Entries taken from a collection
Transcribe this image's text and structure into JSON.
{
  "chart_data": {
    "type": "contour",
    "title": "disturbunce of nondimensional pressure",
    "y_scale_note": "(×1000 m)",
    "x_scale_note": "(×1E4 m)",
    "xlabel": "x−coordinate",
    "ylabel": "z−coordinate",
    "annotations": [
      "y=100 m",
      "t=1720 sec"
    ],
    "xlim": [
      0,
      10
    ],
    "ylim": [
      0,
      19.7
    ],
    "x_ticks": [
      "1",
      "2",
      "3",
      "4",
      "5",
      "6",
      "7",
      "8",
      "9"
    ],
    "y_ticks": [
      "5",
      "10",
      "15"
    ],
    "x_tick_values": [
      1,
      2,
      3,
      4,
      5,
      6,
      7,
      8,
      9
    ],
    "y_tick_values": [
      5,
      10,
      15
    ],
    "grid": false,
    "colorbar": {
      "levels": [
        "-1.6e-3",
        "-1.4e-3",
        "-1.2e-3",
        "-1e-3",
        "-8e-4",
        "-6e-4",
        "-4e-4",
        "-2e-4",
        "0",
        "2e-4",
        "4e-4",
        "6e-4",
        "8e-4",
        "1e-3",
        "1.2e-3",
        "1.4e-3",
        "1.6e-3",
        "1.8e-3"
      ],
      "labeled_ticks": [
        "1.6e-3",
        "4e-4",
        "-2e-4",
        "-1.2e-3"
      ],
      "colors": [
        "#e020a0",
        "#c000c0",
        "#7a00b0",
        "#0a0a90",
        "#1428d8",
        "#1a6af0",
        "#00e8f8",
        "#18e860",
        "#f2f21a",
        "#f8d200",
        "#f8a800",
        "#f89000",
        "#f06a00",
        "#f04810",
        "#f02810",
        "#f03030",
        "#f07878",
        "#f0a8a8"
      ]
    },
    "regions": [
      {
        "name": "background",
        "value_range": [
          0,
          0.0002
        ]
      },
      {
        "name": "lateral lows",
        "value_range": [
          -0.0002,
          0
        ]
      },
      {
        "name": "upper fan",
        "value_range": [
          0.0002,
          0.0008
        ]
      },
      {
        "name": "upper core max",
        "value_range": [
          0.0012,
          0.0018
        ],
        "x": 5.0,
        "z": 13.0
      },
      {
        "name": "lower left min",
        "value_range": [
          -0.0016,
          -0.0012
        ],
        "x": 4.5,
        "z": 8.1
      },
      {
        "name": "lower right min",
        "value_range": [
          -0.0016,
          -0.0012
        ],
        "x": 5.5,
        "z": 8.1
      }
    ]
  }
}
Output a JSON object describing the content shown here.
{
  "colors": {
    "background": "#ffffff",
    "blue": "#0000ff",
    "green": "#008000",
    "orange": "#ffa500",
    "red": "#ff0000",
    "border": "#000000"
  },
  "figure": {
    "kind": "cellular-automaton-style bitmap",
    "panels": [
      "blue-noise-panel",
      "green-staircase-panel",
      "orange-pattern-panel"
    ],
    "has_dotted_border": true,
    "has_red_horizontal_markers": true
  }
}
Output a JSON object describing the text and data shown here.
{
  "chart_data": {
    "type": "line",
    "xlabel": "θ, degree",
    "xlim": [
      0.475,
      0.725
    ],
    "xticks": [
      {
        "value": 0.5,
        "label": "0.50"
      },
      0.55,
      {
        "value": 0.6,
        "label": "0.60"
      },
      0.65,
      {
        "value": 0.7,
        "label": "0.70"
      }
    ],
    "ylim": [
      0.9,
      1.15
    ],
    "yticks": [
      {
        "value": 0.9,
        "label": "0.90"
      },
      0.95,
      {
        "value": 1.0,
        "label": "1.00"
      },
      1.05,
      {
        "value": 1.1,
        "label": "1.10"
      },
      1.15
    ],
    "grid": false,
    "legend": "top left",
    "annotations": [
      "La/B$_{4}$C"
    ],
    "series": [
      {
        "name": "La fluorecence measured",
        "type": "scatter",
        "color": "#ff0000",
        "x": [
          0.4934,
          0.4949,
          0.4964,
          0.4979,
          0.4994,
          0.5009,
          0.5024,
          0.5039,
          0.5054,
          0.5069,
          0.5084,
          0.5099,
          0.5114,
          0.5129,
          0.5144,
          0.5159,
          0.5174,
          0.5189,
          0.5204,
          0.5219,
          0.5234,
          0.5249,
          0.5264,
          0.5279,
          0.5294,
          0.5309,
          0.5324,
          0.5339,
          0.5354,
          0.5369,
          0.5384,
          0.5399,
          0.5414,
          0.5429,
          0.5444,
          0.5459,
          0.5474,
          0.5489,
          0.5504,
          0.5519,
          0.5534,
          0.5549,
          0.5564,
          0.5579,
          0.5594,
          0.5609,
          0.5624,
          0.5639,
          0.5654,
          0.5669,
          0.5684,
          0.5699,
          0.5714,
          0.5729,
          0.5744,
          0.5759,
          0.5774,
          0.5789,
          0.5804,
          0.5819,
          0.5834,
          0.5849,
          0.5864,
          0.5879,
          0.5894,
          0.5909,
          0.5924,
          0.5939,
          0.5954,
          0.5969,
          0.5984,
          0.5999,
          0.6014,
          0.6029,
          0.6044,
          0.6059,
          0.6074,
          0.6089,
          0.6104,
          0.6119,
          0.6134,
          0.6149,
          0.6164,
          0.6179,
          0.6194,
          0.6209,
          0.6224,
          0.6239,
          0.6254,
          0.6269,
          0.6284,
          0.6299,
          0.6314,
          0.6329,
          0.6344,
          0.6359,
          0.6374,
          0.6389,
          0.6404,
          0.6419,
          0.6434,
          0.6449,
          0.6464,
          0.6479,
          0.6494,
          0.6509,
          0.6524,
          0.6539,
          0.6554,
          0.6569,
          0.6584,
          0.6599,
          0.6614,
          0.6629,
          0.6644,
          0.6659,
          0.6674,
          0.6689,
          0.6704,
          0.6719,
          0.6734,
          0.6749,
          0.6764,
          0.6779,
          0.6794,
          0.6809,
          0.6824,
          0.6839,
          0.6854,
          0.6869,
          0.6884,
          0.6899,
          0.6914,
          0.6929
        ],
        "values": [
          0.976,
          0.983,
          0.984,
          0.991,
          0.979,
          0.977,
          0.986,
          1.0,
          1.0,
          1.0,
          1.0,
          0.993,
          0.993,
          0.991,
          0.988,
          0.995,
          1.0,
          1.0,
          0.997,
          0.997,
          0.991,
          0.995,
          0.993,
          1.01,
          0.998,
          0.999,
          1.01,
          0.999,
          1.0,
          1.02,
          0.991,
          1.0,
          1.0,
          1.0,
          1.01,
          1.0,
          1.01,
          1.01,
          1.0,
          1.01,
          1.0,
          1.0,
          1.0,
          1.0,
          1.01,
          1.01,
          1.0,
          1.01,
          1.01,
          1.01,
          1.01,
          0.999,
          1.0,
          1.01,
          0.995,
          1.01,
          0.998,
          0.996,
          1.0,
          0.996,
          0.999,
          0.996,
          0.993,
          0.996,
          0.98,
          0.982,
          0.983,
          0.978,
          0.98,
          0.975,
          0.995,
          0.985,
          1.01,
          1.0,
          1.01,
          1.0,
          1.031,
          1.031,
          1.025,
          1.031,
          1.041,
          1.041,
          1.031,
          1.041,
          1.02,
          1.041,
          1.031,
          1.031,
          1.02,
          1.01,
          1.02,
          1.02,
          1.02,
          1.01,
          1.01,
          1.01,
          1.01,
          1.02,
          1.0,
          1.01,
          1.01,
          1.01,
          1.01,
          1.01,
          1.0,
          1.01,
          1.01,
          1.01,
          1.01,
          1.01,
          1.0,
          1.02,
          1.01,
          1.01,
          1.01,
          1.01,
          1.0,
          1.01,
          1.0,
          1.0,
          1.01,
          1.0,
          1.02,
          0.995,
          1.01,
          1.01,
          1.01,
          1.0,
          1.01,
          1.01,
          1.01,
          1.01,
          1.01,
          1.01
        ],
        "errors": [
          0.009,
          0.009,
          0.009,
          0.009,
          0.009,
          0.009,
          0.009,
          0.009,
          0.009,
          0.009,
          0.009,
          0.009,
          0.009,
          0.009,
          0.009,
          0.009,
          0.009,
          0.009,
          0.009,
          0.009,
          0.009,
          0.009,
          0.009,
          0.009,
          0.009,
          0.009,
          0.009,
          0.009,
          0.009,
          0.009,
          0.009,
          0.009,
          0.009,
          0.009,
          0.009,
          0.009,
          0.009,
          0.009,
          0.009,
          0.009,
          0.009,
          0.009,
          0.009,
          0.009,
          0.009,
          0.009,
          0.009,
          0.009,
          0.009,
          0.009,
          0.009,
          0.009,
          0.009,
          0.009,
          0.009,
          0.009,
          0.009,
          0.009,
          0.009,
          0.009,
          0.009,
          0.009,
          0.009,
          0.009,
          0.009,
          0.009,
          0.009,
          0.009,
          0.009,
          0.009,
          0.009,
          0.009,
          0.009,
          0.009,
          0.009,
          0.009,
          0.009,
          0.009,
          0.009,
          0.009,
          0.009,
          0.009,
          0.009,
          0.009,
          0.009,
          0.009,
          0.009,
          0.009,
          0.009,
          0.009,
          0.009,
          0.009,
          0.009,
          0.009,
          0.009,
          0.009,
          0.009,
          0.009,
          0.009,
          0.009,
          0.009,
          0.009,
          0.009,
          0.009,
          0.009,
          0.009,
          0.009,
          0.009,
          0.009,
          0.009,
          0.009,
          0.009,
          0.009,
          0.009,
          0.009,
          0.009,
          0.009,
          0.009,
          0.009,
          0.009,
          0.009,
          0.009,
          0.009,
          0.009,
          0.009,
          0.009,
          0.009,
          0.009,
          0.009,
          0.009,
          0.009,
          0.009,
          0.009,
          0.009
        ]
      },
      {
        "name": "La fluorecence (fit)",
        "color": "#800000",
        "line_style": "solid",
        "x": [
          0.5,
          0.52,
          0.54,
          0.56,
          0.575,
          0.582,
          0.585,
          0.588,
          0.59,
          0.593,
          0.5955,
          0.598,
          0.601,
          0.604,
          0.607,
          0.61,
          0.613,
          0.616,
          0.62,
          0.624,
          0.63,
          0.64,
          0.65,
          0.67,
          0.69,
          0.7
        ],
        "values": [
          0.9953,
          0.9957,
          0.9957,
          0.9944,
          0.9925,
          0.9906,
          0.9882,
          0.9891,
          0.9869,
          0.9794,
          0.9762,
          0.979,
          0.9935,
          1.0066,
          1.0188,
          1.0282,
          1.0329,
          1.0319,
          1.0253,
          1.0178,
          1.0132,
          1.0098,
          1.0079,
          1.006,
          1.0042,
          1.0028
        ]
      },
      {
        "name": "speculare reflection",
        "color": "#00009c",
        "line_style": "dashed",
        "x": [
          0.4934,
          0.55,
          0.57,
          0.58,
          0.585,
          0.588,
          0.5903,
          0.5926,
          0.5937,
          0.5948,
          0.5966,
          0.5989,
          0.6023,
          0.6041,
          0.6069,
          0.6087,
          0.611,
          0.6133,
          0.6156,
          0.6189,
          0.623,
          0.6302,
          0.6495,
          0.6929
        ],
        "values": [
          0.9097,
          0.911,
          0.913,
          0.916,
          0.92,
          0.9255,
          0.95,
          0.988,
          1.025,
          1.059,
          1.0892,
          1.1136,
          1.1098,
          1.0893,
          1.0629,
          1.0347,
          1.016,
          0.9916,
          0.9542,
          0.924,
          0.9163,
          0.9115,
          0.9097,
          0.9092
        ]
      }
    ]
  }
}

--- THE TASK ---
Scan the data above; copy every line where "lower" appears.

--- EXERCISE RESPONSE ---
        "name": "lower left min",
        "name": "lower right min",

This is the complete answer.